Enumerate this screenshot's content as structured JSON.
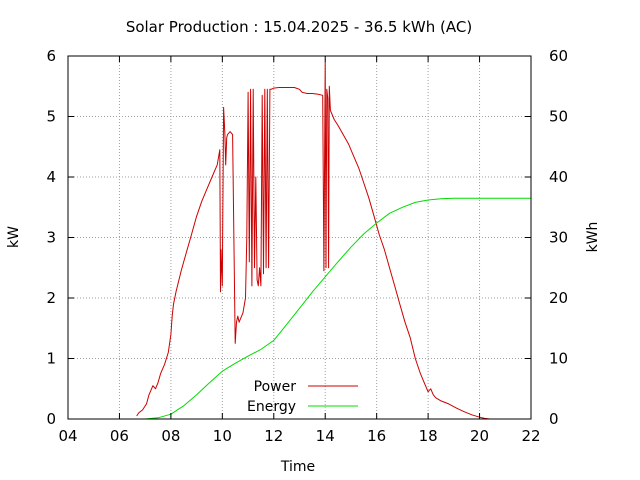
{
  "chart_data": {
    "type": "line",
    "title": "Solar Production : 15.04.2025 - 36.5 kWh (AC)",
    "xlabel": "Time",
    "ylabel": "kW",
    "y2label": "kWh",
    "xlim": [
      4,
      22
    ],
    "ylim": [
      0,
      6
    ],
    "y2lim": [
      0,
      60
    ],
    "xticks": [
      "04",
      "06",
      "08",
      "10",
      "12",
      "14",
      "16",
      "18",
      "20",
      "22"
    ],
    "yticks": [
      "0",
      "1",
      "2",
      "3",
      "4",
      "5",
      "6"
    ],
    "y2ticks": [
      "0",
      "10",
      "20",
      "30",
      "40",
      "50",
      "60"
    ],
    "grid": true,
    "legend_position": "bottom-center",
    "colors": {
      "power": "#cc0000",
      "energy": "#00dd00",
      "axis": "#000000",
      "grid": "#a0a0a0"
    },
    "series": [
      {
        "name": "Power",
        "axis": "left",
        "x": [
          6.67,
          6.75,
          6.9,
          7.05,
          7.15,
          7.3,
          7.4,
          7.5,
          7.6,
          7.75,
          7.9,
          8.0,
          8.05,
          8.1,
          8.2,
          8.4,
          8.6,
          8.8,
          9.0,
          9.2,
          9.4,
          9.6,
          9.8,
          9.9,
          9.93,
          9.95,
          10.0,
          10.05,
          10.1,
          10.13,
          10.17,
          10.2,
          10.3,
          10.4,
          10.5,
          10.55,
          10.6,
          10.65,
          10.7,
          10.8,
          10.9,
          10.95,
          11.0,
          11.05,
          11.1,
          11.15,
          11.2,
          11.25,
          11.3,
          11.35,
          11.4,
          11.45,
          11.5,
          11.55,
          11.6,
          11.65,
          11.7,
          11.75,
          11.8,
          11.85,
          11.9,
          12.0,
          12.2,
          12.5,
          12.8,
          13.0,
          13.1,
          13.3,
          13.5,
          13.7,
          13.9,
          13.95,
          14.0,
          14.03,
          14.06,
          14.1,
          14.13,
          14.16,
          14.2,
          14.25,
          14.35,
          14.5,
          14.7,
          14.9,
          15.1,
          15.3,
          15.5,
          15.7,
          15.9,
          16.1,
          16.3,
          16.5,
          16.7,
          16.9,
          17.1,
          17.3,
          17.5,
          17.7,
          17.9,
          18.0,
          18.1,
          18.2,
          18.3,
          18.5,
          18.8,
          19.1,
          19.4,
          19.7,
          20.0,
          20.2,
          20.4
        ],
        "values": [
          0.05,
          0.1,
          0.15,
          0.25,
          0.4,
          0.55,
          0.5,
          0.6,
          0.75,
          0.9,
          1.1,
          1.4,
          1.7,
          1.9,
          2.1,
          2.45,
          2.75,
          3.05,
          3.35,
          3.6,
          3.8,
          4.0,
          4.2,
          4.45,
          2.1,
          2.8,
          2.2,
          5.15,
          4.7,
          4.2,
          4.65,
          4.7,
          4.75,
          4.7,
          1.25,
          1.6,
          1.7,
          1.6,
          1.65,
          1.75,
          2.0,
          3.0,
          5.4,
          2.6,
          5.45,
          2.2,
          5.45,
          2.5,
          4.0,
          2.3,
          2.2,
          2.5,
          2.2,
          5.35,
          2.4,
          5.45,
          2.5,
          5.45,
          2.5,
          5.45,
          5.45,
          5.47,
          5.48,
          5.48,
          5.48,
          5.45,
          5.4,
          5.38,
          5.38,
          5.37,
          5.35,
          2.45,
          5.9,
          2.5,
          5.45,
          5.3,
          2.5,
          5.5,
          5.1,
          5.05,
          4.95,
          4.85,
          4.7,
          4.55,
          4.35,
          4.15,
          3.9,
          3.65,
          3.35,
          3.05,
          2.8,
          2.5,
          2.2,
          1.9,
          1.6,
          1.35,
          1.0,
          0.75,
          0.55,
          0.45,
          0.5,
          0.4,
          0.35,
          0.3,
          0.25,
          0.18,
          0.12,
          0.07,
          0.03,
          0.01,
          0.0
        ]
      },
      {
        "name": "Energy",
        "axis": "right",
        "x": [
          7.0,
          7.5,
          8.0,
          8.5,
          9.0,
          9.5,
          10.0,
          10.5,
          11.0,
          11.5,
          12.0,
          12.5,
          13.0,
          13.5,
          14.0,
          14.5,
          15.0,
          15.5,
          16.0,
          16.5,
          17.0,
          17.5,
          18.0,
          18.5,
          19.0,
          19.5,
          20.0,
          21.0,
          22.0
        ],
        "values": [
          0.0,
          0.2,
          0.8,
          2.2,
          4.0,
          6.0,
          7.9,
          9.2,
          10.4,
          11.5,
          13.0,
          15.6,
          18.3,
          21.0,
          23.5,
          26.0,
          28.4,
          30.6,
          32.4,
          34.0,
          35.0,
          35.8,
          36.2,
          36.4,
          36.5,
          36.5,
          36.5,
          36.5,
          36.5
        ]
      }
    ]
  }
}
_ _ _ _ _
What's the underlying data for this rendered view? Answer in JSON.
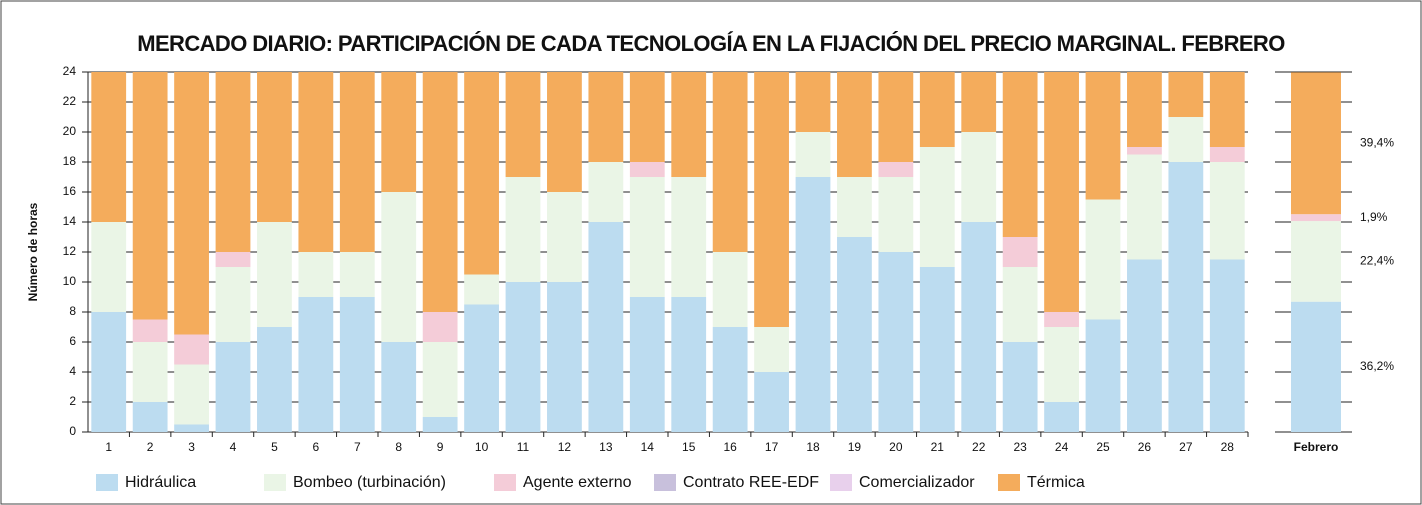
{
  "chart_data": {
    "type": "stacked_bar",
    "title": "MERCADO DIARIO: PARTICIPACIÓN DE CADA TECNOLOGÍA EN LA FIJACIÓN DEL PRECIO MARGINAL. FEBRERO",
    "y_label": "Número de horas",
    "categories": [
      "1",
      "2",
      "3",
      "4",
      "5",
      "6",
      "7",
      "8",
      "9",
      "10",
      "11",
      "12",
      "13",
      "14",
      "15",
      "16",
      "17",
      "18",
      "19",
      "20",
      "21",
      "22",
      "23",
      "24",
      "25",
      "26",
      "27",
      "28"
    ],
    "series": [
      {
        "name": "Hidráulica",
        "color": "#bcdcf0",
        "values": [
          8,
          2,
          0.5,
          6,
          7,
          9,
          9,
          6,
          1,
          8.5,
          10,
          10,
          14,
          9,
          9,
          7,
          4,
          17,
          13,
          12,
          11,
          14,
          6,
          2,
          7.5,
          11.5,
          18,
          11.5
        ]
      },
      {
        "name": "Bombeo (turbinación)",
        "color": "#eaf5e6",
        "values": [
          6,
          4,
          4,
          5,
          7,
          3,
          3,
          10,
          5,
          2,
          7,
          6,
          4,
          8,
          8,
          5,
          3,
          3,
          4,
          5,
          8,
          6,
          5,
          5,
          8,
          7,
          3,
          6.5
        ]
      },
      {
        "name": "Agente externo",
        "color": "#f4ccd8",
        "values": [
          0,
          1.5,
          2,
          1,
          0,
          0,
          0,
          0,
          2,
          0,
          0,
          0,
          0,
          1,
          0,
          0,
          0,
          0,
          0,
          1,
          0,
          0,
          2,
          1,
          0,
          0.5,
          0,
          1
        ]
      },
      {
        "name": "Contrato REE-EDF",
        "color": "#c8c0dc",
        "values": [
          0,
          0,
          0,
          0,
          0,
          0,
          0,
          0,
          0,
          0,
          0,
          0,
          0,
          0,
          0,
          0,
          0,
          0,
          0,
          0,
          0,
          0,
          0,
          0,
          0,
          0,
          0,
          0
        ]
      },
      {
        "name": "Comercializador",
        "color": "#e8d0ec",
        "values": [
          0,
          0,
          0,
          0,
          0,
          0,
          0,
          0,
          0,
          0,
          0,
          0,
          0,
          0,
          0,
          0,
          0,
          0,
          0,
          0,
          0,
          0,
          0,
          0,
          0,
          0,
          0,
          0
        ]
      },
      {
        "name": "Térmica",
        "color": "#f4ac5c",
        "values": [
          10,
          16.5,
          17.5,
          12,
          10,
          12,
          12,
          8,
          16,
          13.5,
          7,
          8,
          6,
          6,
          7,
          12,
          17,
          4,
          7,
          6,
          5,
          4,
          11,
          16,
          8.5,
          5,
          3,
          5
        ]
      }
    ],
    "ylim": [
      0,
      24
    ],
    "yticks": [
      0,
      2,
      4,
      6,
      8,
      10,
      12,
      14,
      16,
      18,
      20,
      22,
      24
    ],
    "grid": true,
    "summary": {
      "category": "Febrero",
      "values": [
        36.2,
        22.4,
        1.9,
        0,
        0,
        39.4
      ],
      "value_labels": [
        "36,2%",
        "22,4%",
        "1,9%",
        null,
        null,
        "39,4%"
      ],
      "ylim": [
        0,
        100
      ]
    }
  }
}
_ _ _ _ _
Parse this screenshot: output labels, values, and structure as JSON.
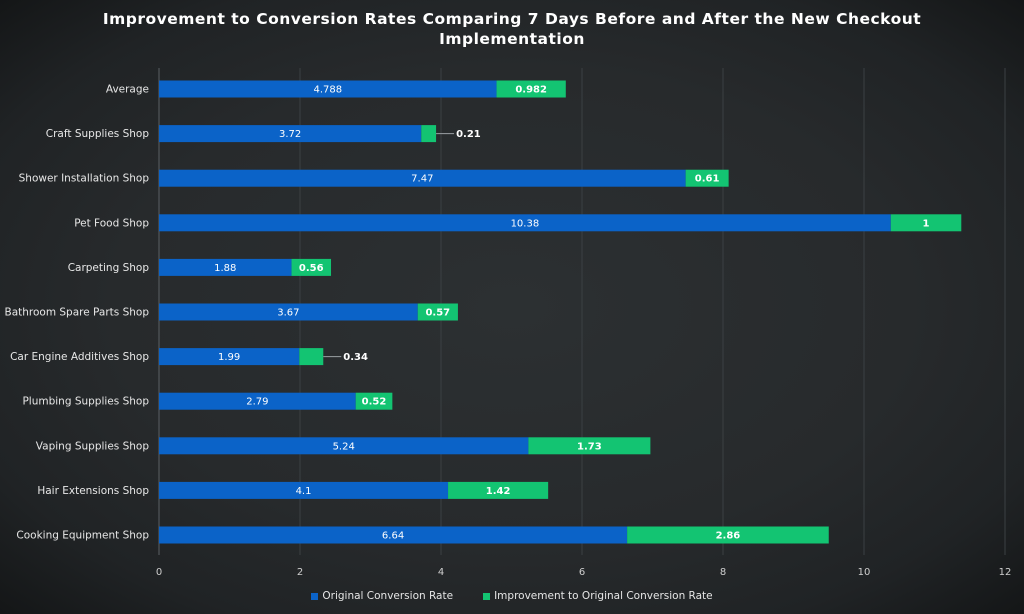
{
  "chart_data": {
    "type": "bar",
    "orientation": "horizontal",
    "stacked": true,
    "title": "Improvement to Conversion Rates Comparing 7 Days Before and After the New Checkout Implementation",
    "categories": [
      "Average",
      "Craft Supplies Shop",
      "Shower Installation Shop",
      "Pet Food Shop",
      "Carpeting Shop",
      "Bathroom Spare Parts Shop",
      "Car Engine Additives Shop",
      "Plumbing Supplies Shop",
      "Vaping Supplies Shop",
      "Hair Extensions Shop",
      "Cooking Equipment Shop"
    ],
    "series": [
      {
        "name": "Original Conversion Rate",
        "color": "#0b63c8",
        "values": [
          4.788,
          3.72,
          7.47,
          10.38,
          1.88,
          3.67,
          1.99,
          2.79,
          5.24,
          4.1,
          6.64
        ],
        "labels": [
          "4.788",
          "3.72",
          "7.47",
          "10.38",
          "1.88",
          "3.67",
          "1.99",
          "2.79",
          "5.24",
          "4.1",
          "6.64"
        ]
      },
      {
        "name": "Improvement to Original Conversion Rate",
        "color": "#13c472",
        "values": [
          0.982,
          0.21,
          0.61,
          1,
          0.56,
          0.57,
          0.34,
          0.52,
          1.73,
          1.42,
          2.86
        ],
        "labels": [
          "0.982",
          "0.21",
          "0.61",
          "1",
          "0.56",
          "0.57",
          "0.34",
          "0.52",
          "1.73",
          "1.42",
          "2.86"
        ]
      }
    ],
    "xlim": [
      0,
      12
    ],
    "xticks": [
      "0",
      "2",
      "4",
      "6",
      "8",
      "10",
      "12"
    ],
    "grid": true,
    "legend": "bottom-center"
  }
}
_ _ _ _ _
Task statement: Filter the entries down to the lines with the word "screenshot" in them.

Result of this task:
Enumerate this screenshot's content as structured JSON.
Parse this screenshot: output labels, values, and structure as JSON.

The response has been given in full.